WHAT THE EXERCISE ASKS: Where the string "title" occurs in the material below, report the whole line.

※ ※ ※

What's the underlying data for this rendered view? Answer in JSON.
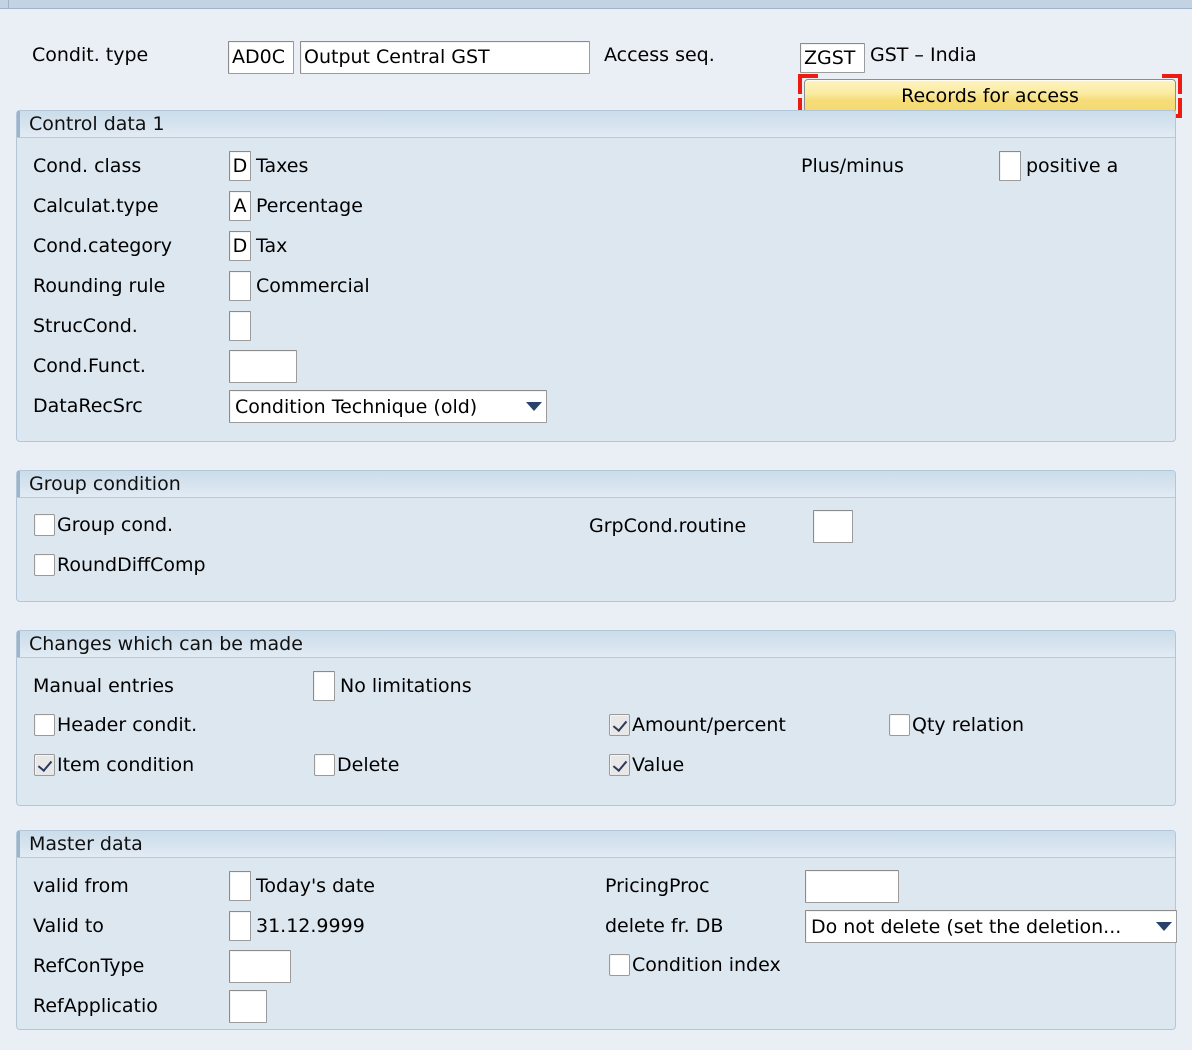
{
  "header": {
    "condition_type_label": "Condit. type",
    "condition_type_key": "AD0C",
    "condition_type_desc": "Output Central GST",
    "access_seq_label": "Access seq.",
    "access_seq_key": "ZGST",
    "access_seq_desc": "GST – India",
    "records_button": "Records for access"
  },
  "control_data": {
    "title": "Control data 1",
    "cond_class_label": "Cond. class",
    "cond_class_key": "D",
    "cond_class_text": "Taxes",
    "calc_type_label": "Calculat.type",
    "calc_type_key": "A",
    "calc_type_text": "Percentage",
    "cond_category_label": "Cond.category",
    "cond_category_key": "D",
    "cond_category_text": "Tax",
    "rounding_rule_label": "Rounding rule",
    "rounding_rule_key": "",
    "rounding_rule_text": "Commercial",
    "struc_cond_label": "StrucCond.",
    "struc_cond_key": "",
    "cond_funct_label": "Cond.Funct.",
    "cond_funct_value": "",
    "data_rec_src_label": "DataRecSrc",
    "data_rec_src_value": "Condition Technique (old)",
    "plus_minus_label": "Plus/minus",
    "plus_minus_key": "",
    "plus_minus_text": "positive a"
  },
  "group_condition": {
    "title": "Group condition",
    "group_cond_label": "Group cond.",
    "group_cond_checked": false,
    "round_diff_label": "RoundDiffComp",
    "round_diff_checked": false,
    "grp_routine_label": "GrpCond.routine",
    "grp_routine_value": ""
  },
  "changes": {
    "title": "Changes which can be made",
    "manual_entries_label": "Manual entries",
    "manual_entries_key": "",
    "manual_entries_text": "No limitations",
    "header_condit_label": "Header condit.",
    "header_condit_checked": false,
    "item_condition_label": "Item condition",
    "item_condition_checked": true,
    "delete_label": "Delete",
    "delete_checked": false,
    "amount_percent_label": "Amount/percent",
    "amount_percent_checked": true,
    "value_label": "Value",
    "value_checked": true,
    "qty_relation_label": "Qty relation",
    "qty_relation_checked": false
  },
  "master_data": {
    "title": "Master data",
    "valid_from_label": "valid from",
    "valid_from_key": "",
    "valid_from_text": "Today's date",
    "valid_to_label": "Valid to",
    "valid_to_key": "",
    "valid_to_text": "31.12.9999",
    "ref_con_type_label": "RefConType",
    "ref_con_type_value": "",
    "ref_application_label": "RefApplicatio",
    "ref_application_value": "",
    "pricing_proc_label": "PricingProc",
    "pricing_proc_value": "",
    "delete_fr_db_label": "delete fr. DB",
    "delete_fr_db_value": "Do not delete (set the deletion...",
    "condition_index_label": "Condition index",
    "condition_index_checked": false
  },
  "colors": {
    "page_background": "#eaeff5",
    "panel_background": "#dde7f0",
    "panel_header": "#cadcea",
    "button_yellow": "#f6dd79",
    "selection_red": "#ee1b11",
    "arrow_navy": "#28426b"
  }
}
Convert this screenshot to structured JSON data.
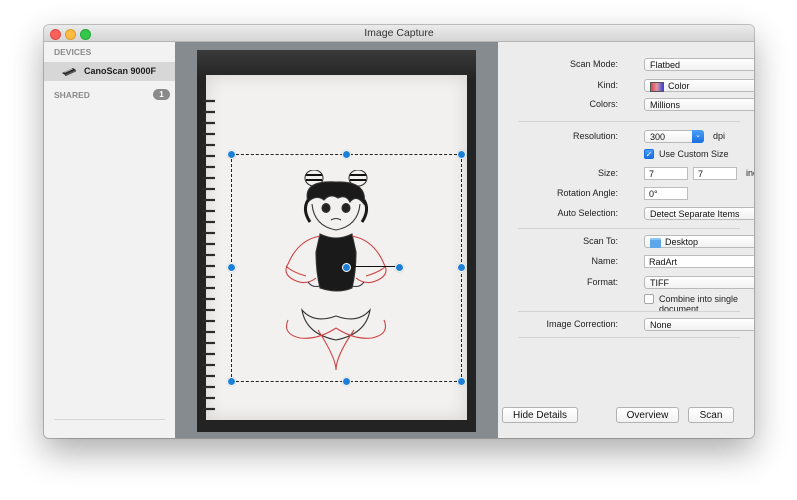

※ ※ ※

CORRECT ANSWER:
    "title": "Control data 1",
    "title": "Group condition",
    "title": "Changes which can be made",
    "title": "Master data",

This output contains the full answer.